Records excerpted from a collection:

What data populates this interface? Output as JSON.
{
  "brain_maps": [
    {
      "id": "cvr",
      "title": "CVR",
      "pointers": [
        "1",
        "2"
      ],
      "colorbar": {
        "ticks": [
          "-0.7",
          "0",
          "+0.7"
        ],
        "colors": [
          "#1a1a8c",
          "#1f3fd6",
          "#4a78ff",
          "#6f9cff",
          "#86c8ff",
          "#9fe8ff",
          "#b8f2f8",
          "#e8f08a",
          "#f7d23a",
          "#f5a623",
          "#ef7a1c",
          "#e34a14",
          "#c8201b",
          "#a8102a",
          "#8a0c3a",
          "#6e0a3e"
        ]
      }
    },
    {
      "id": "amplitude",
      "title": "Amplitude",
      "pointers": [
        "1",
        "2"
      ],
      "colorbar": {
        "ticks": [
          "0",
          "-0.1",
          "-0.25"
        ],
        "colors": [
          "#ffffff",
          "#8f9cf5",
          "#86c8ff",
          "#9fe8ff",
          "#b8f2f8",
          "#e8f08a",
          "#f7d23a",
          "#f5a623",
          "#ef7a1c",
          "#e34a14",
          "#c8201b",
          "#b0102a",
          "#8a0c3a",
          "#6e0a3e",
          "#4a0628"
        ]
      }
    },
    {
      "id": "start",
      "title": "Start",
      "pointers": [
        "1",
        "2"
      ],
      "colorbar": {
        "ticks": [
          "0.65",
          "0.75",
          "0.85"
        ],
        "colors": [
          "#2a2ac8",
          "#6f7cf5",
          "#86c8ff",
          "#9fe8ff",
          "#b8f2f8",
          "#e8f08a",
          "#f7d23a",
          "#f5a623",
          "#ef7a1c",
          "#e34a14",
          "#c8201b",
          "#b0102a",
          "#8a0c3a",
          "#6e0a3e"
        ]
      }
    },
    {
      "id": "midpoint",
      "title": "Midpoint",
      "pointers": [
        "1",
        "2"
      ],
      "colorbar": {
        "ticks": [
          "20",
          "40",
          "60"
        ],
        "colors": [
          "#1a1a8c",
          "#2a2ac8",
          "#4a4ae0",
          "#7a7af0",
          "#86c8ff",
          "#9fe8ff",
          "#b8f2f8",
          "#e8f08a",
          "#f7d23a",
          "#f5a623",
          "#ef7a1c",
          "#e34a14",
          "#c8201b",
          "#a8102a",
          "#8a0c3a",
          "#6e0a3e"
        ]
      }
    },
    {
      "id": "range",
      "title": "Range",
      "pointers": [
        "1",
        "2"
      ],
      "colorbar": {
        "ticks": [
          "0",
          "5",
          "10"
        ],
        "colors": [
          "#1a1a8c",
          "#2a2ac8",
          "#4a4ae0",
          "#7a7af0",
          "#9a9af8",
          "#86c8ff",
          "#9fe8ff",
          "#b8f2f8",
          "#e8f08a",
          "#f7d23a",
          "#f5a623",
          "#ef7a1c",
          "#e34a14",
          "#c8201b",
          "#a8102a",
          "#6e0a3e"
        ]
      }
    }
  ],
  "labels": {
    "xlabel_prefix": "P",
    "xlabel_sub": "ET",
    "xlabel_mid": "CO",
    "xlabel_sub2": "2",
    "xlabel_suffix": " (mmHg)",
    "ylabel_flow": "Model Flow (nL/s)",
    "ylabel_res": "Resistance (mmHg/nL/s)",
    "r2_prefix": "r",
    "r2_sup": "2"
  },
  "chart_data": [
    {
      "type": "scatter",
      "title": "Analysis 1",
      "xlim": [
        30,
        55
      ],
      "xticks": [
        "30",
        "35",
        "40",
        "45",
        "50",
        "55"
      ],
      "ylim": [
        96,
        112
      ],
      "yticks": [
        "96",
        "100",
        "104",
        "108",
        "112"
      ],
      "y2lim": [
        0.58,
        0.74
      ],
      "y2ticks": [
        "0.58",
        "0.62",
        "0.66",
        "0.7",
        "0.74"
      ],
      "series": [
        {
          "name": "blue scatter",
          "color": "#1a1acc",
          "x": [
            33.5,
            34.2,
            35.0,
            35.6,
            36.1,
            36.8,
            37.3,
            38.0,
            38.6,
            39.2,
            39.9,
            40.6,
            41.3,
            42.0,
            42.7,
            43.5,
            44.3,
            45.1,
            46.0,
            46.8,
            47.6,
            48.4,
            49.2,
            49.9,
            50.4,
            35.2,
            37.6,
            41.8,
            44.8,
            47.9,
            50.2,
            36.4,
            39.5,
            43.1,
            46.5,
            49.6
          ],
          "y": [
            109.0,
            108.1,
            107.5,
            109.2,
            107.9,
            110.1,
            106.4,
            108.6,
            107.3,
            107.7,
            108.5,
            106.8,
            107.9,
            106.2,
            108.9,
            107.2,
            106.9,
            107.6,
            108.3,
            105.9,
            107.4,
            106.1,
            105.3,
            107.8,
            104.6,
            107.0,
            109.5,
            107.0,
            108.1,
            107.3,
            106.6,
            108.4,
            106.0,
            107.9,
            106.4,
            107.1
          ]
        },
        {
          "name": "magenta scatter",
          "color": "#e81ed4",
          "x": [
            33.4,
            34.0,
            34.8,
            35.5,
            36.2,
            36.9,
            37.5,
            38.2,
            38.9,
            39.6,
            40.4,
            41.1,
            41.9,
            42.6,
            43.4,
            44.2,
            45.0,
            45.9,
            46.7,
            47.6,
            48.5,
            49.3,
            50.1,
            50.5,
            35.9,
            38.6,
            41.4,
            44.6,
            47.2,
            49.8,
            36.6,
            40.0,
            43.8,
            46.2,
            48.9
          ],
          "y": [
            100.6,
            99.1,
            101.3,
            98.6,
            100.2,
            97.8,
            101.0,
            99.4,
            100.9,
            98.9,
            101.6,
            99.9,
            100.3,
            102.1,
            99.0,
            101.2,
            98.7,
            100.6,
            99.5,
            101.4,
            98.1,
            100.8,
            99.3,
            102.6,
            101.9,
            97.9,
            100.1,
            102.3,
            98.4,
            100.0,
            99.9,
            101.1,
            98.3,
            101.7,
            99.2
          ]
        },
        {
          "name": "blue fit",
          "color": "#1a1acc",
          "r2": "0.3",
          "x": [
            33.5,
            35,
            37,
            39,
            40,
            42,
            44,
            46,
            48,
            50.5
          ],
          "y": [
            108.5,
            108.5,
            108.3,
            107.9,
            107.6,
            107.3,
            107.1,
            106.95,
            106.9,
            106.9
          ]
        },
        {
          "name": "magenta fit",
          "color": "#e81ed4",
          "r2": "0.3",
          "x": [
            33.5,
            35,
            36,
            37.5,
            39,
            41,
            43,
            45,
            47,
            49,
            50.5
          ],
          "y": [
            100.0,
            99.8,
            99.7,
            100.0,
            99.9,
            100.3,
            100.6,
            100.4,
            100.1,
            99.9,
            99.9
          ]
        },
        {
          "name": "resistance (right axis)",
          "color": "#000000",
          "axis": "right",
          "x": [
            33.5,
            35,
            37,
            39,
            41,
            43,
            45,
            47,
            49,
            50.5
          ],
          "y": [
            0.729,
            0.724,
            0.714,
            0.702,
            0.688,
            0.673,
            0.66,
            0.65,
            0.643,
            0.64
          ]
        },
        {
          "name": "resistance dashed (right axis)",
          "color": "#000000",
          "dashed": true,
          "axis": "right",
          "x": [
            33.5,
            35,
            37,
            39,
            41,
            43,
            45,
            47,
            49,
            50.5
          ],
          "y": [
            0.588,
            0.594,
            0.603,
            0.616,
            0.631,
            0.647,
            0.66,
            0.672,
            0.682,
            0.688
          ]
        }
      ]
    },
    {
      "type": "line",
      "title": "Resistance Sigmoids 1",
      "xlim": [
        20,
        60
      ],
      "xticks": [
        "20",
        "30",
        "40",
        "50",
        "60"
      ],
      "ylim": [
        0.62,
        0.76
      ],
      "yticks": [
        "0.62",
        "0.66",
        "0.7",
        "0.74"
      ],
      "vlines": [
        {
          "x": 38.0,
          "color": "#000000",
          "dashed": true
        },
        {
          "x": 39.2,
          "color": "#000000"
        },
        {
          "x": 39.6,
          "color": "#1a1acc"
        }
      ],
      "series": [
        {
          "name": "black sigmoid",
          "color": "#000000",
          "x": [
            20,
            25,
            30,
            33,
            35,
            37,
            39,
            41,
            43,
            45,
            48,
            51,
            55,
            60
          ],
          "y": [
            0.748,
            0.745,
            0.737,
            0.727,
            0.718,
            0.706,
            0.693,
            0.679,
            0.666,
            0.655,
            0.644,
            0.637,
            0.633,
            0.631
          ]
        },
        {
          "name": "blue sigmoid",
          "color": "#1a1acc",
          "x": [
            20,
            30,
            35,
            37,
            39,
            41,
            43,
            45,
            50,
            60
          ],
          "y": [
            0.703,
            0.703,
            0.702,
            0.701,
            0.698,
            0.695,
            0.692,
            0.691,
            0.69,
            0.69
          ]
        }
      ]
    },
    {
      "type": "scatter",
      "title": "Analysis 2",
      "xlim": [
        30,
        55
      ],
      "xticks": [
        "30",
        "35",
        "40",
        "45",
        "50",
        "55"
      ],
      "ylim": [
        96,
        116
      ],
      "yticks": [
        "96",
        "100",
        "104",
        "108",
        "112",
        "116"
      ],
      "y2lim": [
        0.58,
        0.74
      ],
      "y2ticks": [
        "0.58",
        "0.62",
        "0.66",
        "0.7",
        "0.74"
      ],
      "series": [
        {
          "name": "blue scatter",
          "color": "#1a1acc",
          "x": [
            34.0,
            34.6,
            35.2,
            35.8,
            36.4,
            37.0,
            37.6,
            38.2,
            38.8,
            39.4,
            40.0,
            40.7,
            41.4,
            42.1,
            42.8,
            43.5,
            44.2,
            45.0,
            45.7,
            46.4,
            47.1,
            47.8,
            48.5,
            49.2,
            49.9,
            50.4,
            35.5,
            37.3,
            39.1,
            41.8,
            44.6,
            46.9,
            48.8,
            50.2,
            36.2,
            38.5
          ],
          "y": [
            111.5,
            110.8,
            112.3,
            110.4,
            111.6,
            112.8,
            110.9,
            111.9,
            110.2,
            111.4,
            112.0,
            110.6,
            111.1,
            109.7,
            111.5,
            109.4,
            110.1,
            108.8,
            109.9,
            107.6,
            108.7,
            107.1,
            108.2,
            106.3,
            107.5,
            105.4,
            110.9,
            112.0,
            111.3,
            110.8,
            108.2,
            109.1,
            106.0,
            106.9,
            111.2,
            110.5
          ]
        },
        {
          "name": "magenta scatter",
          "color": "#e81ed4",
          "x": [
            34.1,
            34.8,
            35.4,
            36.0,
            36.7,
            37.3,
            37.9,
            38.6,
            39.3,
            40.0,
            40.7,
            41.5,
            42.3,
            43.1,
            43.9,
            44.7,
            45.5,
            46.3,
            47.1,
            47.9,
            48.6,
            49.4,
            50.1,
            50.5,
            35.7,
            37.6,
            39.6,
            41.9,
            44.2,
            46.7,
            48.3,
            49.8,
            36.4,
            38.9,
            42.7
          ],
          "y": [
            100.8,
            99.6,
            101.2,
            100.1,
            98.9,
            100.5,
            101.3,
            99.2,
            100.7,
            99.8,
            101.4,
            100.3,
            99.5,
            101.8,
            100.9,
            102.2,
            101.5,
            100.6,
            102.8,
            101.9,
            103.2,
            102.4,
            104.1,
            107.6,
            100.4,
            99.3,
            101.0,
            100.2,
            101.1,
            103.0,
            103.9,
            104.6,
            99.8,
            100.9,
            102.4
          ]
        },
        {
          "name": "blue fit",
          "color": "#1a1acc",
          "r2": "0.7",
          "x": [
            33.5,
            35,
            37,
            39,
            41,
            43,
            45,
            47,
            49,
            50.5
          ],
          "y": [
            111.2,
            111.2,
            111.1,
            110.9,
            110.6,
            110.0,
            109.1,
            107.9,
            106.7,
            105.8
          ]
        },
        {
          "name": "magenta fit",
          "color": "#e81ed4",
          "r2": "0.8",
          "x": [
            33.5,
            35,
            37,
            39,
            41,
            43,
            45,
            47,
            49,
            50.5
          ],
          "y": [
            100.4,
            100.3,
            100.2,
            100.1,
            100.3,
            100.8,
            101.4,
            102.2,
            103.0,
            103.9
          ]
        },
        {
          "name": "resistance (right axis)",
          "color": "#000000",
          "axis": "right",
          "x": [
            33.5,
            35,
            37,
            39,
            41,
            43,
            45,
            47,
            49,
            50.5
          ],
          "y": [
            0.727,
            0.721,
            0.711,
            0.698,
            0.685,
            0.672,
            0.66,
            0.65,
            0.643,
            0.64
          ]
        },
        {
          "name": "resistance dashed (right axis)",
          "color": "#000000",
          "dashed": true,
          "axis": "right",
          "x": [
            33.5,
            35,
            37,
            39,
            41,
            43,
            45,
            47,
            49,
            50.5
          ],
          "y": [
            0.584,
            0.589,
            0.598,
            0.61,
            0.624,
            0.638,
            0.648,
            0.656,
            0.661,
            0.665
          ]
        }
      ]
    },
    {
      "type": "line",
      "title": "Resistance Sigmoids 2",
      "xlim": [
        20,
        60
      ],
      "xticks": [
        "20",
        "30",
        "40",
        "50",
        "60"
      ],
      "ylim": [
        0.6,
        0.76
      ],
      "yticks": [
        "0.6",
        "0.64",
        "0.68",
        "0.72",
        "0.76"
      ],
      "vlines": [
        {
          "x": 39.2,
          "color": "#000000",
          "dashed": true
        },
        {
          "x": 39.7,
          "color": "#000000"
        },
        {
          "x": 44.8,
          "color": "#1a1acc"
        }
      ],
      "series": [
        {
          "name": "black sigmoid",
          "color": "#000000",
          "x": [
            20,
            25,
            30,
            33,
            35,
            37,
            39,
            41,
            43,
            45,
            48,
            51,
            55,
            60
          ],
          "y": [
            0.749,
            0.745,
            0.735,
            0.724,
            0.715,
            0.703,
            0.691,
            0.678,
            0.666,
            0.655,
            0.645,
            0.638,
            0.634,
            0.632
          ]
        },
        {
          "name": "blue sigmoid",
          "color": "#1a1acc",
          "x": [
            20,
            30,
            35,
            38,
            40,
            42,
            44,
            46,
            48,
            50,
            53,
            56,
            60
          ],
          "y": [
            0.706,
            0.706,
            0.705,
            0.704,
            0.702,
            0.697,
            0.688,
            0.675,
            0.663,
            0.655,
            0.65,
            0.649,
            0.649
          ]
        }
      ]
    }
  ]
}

Given request:
Your task is to gather every line with the word "Sigmoids" and copy it.

The answer:
      "title": "Resistance Sigmoids 1",
      "title": "Resistance Sigmoids 2",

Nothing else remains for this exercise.